● Stored data:
============================================================
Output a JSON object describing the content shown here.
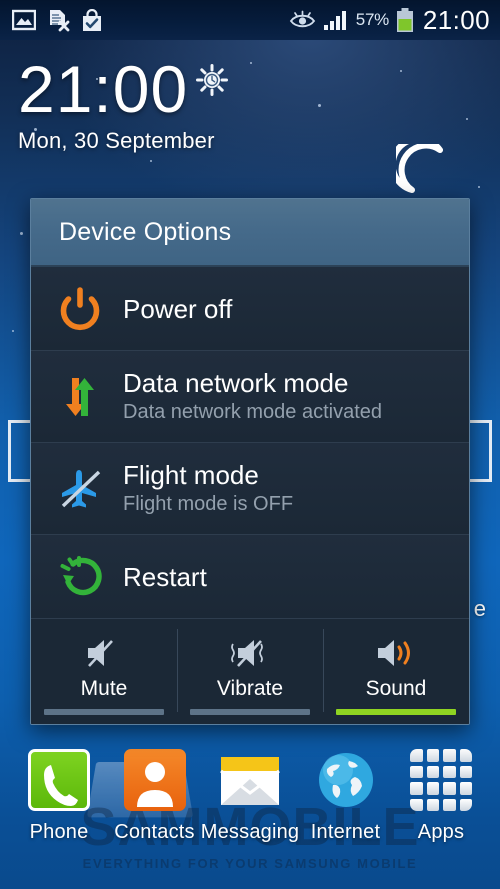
{
  "statusbar": {
    "icons": [
      {
        "name": "gallery-icon",
        "label": "Gallery"
      },
      {
        "name": "document-removed-icon",
        "label": "Document removed"
      },
      {
        "name": "play-store-update-icon",
        "label": "Play Store update"
      },
      {
        "name": "smart-stay-eye-icon",
        "label": "Smart stay"
      },
      {
        "name": "signal-bars-icon",
        "label": "Signal"
      }
    ],
    "battery_percent": "57%",
    "clock": "21:00"
  },
  "clock_widget": {
    "time": "21:00",
    "date": "Mon, 30 September",
    "weather_icon": "sun-icon"
  },
  "wallpaper": {
    "moon_icon": "crescent-moon-icon",
    "right_letter": "e"
  },
  "dialog": {
    "title": "Device Options",
    "options": [
      {
        "id": "power-off",
        "icon": "power-icon",
        "title": "Power off",
        "subtitle": "",
        "icon_color": "#f08020"
      },
      {
        "id": "data-network-mode",
        "icon": "data-transfer-arrows-icon",
        "title": "Data network mode",
        "subtitle": "Data network mode activated",
        "icon_color": "#f08020"
      },
      {
        "id": "flight-mode",
        "icon": "airplane-off-icon",
        "title": "Flight mode",
        "subtitle": "Flight mode is OFF",
        "icon_color": "#2b9ae8"
      },
      {
        "id": "restart",
        "icon": "restart-icon",
        "title": "Restart",
        "subtitle": "",
        "icon_color": "#33b33a"
      }
    ],
    "sound_modes": [
      {
        "id": "mute",
        "label": "Mute",
        "icon": "speaker-mute-icon",
        "active": false
      },
      {
        "id": "vibrate",
        "label": "Vibrate",
        "icon": "speaker-vibrate-icon",
        "active": false
      },
      {
        "id": "sound",
        "label": "Sound",
        "icon": "speaker-sound-icon",
        "active": true
      }
    ],
    "active_sound_mode": "Sound",
    "header_color": "#456a8a",
    "body_color": "#1d2a39",
    "active_bar_color": "#8fd422"
  },
  "dock": {
    "items": [
      {
        "id": "phone",
        "label": "Phone",
        "icon": "phone-handset-icon",
        "color": "#5cb80a"
      },
      {
        "id": "contacts",
        "label": "Contacts",
        "icon": "contacts-person-icon",
        "color": "#e8620d"
      },
      {
        "id": "messaging",
        "label": "Messaging",
        "icon": "envelope-icon",
        "color": "#f5c518"
      },
      {
        "id": "internet",
        "label": "Internet",
        "icon": "globe-icon",
        "color": "#29a3dd"
      },
      {
        "id": "apps",
        "label": "Apps",
        "icon": "apps-grid-icon",
        "color": "#ffffff"
      }
    ]
  },
  "watermark": {
    "main": "SAMMOBILE",
    "sub": "EVERYTHING FOR YOUR SAMSUNG MOBILE"
  }
}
============================================================
● Exercise prompt: Transcribe the full listing above exactly, with the images removed.

● Solved exercise:
Output a JSON object describing the content shown here.
{
  "statusbar": {
    "icons": [
      {
        "name": "gallery-icon",
        "label": "Gallery"
      },
      {
        "name": "document-removed-icon",
        "label": "Document removed"
      },
      {
        "name": "play-store-update-icon",
        "label": "Play Store update"
      },
      {
        "name": "smart-stay-eye-icon",
        "label": "Smart stay"
      },
      {
        "name": "signal-bars-icon",
        "label": "Signal"
      }
    ],
    "battery_percent": "57%",
    "clock": "21:00"
  },
  "clock_widget": {
    "time": "21:00",
    "date": "Mon, 30 September",
    "weather_icon": "sun-icon"
  },
  "wallpaper": {
    "moon_icon": "crescent-moon-icon",
    "right_letter": "e"
  },
  "dialog": {
    "title": "Device Options",
    "options": [
      {
        "id": "power-off",
        "icon": "power-icon",
        "title": "Power off",
        "subtitle": "",
        "icon_color": "#f08020"
      },
      {
        "id": "data-network-mode",
        "icon": "data-transfer-arrows-icon",
        "title": "Data network mode",
        "subtitle": "Data network mode activated",
        "icon_color": "#f08020"
      },
      {
        "id": "flight-mode",
        "icon": "airplane-off-icon",
        "title": "Flight mode",
        "subtitle": "Flight mode is OFF",
        "icon_color": "#2b9ae8"
      },
      {
        "id": "restart",
        "icon": "restart-icon",
        "title": "Restart",
        "subtitle": "",
        "icon_color": "#33b33a"
      }
    ],
    "sound_modes": [
      {
        "id": "mute",
        "label": "Mute",
        "icon": "speaker-mute-icon",
        "active": false
      },
      {
        "id": "vibrate",
        "label": "Vibrate",
        "icon": "speaker-vibrate-icon",
        "active": false
      },
      {
        "id": "sound",
        "label": "Sound",
        "icon": "speaker-sound-icon",
        "active": true
      }
    ],
    "active_sound_mode": "Sound",
    "header_color": "#456a8a",
    "body_color": "#1d2a39",
    "active_bar_color": "#8fd422"
  },
  "dock": {
    "items": [
      {
        "id": "phone",
        "label": "Phone",
        "icon": "phone-handset-icon",
        "color": "#5cb80a"
      },
      {
        "id": "contacts",
        "label": "Contacts",
        "icon": "contacts-person-icon",
        "color": "#e8620d"
      },
      {
        "id": "messaging",
        "label": "Messaging",
        "icon": "envelope-icon",
        "color": "#f5c518"
      },
      {
        "id": "internet",
        "label": "Internet",
        "icon": "globe-icon",
        "color": "#29a3dd"
      },
      {
        "id": "apps",
        "label": "Apps",
        "icon": "apps-grid-icon",
        "color": "#ffffff"
      }
    ]
  },
  "watermark": {
    "main": "SAMMOBILE",
    "sub": "EVERYTHING FOR YOUR SAMSUNG MOBILE"
  }
}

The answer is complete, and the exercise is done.